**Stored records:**
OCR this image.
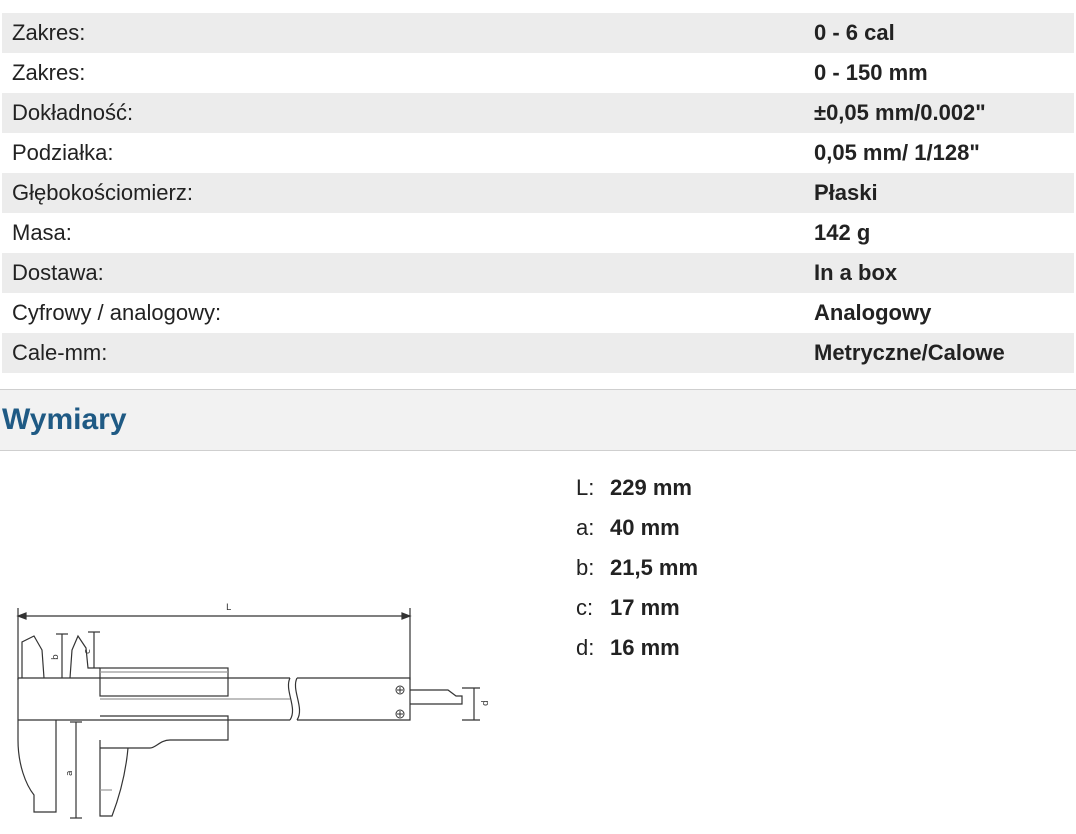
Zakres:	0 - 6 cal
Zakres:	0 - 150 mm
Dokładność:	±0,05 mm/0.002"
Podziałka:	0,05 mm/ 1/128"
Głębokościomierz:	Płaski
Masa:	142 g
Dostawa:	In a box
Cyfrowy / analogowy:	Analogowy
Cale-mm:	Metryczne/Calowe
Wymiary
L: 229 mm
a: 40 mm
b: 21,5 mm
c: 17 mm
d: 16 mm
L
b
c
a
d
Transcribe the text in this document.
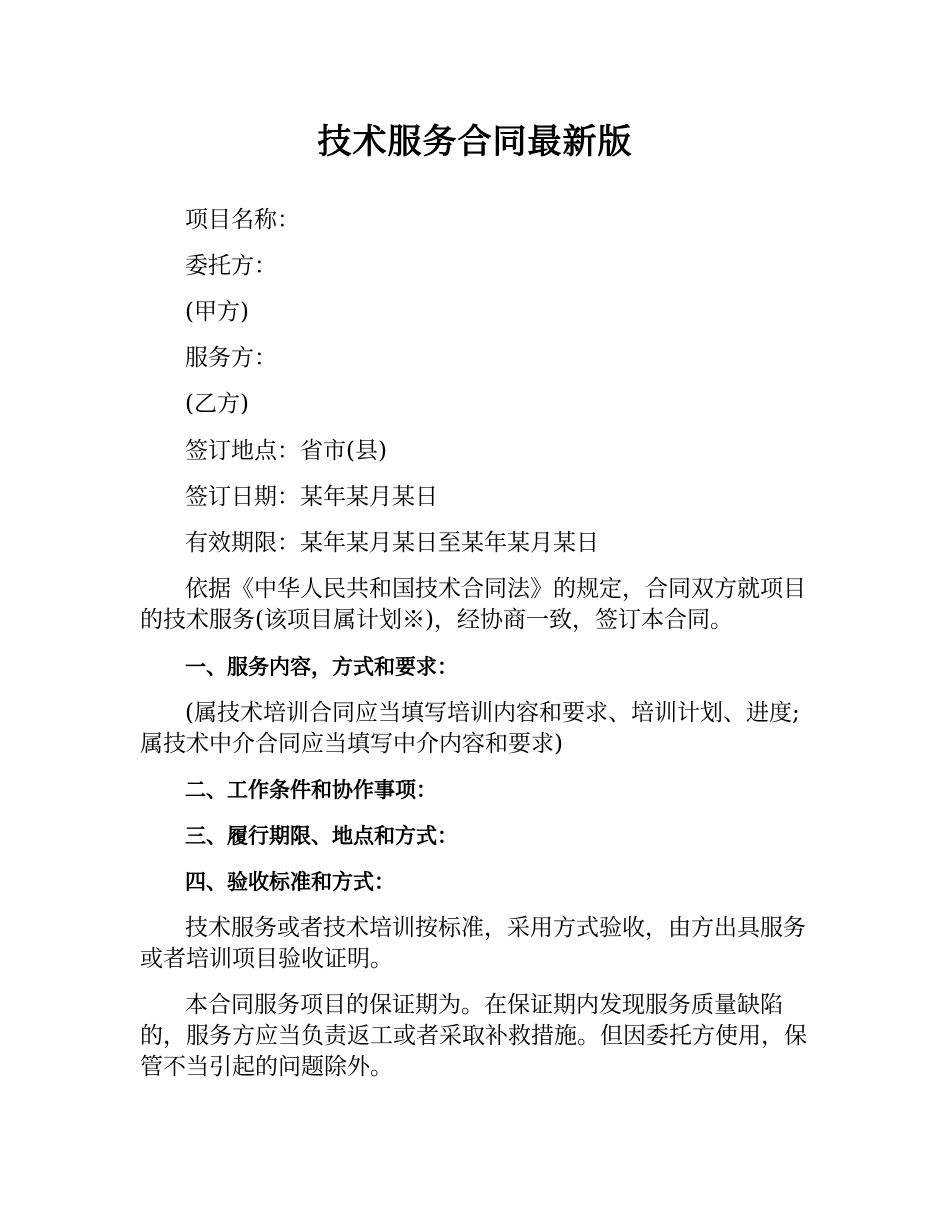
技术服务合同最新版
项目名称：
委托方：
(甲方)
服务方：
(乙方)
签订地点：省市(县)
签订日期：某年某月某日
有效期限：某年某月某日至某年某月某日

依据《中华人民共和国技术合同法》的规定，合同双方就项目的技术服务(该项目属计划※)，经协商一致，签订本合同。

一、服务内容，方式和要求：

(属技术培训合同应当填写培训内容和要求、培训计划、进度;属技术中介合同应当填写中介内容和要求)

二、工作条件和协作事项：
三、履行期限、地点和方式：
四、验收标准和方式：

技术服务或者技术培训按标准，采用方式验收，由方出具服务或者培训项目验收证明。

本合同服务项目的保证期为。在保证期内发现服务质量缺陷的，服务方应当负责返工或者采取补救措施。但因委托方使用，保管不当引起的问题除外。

**Task statement:** How many lines in the records hold the string "this"? Reply with the number alone.

**Right answer:** 2